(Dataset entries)
•••

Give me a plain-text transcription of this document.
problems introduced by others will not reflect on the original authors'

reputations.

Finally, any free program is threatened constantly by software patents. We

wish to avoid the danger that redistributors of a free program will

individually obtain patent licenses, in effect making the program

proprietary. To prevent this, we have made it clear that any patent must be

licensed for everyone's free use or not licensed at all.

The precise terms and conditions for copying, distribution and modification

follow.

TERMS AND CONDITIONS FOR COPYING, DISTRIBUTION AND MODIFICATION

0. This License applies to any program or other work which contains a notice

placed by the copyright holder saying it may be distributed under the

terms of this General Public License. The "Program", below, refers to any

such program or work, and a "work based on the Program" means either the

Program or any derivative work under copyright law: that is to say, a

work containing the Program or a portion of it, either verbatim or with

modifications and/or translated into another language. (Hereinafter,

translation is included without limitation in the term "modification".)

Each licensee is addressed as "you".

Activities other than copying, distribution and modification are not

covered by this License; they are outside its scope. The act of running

•••

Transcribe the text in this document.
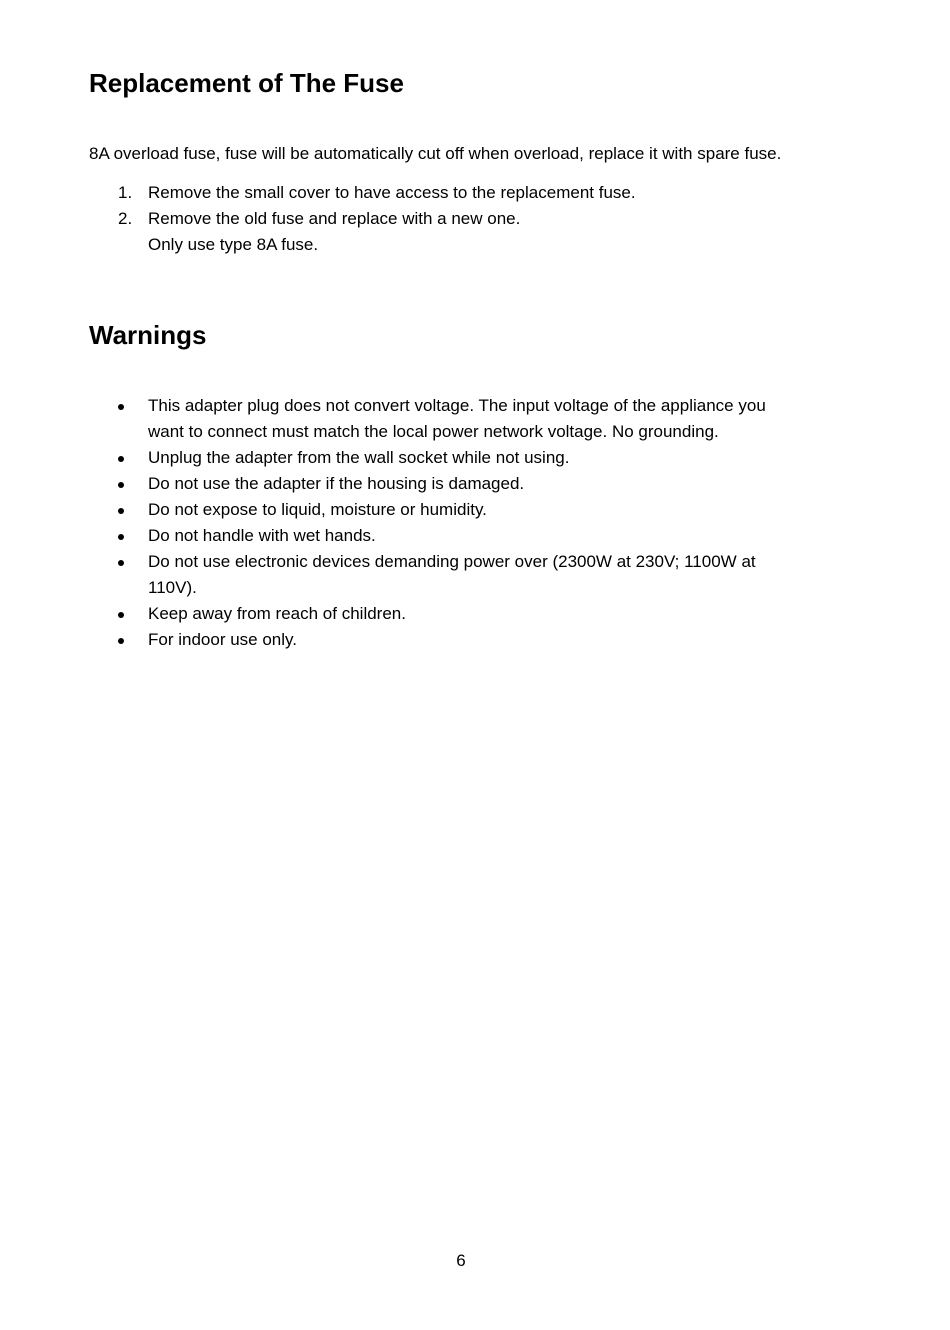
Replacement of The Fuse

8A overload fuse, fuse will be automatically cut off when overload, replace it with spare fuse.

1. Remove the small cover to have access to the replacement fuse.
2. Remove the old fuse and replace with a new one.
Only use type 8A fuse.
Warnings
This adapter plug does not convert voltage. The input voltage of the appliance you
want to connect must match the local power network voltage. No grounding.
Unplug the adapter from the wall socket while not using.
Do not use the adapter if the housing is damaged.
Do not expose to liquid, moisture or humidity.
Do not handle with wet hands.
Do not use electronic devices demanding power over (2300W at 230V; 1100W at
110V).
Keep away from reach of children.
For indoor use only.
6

•••

• [WHAT IS EXPECTED]: Copy each line above that contains the word "text".

• [TASK RESULT]:
Give me a plain-text transcription of this document.
Transcribe the text in this document.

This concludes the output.